GIVEN TASK >> Copy every line of the records below where the word "Linden" occurs.

A block of data:
#####
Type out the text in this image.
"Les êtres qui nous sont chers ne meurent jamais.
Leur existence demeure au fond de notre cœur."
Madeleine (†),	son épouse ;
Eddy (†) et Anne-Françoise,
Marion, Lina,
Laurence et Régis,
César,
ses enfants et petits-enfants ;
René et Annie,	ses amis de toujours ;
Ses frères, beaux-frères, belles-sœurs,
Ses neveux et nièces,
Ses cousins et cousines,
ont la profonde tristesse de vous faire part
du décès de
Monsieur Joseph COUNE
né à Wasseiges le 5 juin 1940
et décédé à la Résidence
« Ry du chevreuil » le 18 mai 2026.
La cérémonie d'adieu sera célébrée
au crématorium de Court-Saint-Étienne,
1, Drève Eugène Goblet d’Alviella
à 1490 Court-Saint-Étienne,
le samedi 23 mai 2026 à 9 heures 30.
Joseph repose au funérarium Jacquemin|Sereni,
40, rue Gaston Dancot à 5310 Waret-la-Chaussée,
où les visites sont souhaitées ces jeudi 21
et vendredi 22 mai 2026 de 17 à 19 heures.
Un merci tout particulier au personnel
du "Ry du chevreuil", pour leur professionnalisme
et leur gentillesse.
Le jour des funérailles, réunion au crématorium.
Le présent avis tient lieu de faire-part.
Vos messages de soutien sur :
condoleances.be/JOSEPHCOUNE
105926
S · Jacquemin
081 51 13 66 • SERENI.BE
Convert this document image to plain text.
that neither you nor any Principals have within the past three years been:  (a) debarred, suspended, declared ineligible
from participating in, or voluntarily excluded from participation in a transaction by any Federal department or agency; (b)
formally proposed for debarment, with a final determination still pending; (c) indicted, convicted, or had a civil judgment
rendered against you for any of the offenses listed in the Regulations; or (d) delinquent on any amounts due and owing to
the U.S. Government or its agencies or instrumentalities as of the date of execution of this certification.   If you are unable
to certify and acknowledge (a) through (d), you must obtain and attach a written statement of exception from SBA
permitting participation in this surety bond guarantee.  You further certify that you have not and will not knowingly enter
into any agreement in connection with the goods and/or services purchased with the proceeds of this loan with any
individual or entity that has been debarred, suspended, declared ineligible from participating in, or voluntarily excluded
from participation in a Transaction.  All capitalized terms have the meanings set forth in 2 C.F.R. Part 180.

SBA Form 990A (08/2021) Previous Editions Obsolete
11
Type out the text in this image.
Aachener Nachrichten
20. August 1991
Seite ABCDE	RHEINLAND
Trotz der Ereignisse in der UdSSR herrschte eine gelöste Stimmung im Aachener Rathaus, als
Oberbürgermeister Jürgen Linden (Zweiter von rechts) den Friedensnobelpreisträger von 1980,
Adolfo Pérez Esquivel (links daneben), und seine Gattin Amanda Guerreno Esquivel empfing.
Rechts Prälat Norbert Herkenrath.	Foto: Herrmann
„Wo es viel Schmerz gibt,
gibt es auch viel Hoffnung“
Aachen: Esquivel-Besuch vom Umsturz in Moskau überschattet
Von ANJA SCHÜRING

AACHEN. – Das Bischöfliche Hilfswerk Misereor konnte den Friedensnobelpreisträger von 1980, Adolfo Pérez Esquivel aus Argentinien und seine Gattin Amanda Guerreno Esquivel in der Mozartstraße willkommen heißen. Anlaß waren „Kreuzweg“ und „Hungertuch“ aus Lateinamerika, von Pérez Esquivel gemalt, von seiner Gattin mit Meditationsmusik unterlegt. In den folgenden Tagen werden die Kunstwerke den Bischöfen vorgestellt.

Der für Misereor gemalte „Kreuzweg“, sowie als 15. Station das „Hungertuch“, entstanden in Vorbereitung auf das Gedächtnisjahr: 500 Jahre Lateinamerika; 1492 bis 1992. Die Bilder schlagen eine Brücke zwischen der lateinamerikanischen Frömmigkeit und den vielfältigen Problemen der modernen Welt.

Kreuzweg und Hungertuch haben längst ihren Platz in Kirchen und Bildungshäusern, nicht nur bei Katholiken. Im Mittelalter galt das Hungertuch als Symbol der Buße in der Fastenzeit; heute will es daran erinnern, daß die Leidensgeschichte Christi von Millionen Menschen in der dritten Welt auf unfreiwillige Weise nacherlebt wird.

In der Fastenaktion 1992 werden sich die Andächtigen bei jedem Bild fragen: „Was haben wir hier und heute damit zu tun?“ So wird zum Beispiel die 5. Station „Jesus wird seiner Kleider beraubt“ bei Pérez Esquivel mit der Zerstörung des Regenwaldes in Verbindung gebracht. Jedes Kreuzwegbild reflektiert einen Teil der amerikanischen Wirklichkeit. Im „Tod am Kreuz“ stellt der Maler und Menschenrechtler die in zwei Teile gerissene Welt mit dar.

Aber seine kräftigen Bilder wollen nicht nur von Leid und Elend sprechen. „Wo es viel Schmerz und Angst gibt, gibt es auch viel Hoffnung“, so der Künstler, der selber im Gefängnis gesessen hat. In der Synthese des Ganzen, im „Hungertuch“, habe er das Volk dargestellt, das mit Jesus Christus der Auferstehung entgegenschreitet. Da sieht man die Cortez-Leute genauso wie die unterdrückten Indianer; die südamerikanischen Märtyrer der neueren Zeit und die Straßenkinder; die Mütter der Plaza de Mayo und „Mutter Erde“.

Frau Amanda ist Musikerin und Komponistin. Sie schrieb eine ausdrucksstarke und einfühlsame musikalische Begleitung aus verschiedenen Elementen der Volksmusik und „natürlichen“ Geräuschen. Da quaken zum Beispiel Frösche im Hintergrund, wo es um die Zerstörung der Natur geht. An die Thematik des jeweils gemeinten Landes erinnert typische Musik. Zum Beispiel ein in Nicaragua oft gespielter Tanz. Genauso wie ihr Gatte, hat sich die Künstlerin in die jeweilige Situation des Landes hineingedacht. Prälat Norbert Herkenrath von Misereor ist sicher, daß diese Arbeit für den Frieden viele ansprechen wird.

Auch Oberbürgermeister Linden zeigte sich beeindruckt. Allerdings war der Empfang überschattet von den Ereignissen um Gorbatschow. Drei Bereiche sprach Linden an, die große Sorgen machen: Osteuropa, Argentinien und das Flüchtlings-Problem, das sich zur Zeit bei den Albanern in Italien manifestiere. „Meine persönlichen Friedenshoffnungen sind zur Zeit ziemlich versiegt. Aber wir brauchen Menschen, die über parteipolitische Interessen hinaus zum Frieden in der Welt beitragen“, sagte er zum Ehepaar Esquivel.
#####
WRITTEN RESPONSE >>
Oberbürgermeister Jürgen Linden (Zweiter von rechts) den Friedensnobelpreisträger von 1980,
Auch Oberbürgermeister Linden zeigte sich beeindruckt. Allerdings war der Empfang überschattet von den Ereignissen um Gorbatschow. Drei Bereiche sprach Linden an, die große Sorgen machen: Osteuropa, Argentinien und das Flüchtlings-Problem, das sich zur Zeit bei den Albanern in Italien manifestiere. „Meine persönlichen Friedenshoffnungen sind zur Zeit ziemlich versiegt. Aber wir brauchen Menschen, die über parteipolitische Interessen hinaus zum Frieden in der Welt beitragen“, sagte er zum Ehepaar Esquivel.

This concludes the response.